## Exercise materials
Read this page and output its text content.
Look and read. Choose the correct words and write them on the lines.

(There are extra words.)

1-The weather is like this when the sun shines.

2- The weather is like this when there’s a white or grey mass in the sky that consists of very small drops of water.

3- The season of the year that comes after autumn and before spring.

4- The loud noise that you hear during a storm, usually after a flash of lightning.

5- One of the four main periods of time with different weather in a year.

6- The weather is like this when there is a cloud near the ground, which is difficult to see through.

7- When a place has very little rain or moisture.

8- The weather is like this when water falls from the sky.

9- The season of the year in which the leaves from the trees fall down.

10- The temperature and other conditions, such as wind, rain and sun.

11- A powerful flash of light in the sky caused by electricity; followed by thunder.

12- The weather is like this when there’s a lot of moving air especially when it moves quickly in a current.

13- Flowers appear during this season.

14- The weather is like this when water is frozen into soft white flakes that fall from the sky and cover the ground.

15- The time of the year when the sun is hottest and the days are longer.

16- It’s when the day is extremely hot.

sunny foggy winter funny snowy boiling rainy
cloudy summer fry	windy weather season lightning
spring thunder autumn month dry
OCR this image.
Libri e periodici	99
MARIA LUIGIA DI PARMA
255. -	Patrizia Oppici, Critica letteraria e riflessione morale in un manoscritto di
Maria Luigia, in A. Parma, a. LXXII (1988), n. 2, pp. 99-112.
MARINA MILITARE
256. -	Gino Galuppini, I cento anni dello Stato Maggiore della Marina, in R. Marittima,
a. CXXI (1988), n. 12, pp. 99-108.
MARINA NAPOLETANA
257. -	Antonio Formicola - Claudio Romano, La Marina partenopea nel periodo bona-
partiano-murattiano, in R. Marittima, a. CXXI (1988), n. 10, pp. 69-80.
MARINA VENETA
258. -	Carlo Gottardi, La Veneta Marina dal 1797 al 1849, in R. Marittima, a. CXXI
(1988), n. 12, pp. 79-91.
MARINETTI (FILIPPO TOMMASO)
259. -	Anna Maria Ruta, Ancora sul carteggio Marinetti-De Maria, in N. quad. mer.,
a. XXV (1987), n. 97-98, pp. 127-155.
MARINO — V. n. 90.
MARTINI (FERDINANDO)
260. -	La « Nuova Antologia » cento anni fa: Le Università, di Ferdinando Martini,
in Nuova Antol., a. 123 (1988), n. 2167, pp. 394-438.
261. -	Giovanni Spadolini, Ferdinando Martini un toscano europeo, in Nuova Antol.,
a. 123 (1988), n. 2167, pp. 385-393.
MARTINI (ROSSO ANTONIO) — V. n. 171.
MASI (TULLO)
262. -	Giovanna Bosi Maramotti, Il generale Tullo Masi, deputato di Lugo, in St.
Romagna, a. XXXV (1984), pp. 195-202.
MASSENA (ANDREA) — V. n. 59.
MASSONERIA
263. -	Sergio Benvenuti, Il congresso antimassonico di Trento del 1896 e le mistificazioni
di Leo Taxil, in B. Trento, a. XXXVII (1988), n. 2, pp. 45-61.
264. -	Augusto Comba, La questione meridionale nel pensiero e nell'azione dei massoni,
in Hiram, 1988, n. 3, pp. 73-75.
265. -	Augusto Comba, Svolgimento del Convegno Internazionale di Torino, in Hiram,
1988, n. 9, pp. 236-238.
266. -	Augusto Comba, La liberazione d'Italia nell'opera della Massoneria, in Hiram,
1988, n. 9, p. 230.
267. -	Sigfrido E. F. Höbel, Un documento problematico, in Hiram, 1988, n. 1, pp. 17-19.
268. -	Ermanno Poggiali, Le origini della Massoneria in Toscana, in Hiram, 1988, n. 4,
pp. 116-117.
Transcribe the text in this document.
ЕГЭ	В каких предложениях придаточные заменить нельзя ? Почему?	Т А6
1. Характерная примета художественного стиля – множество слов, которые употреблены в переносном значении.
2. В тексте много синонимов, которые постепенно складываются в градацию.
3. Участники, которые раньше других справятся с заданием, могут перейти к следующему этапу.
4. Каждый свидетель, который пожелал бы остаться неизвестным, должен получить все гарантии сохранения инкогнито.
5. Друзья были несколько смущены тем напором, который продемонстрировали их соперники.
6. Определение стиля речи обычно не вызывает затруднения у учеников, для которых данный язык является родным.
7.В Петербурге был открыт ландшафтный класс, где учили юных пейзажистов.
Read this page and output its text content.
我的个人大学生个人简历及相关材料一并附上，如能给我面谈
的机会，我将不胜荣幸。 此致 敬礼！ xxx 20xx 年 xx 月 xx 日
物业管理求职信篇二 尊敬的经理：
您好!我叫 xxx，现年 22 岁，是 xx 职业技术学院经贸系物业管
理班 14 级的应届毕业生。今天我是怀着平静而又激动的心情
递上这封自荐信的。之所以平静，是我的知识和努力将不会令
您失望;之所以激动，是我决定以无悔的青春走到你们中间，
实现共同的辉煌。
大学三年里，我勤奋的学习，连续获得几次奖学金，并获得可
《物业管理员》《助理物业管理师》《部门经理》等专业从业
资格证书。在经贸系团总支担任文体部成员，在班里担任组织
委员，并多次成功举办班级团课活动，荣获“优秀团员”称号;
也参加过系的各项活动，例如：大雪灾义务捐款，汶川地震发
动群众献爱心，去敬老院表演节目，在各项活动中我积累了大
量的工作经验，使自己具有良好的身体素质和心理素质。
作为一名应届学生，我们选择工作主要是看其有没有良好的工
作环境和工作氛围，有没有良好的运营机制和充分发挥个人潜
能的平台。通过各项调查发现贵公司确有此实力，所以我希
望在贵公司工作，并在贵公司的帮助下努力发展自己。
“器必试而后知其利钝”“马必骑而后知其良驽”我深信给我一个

## Exercise instructions
Work out how many lines in the records above hold the string "nell", then give only that count.

## Full solution
2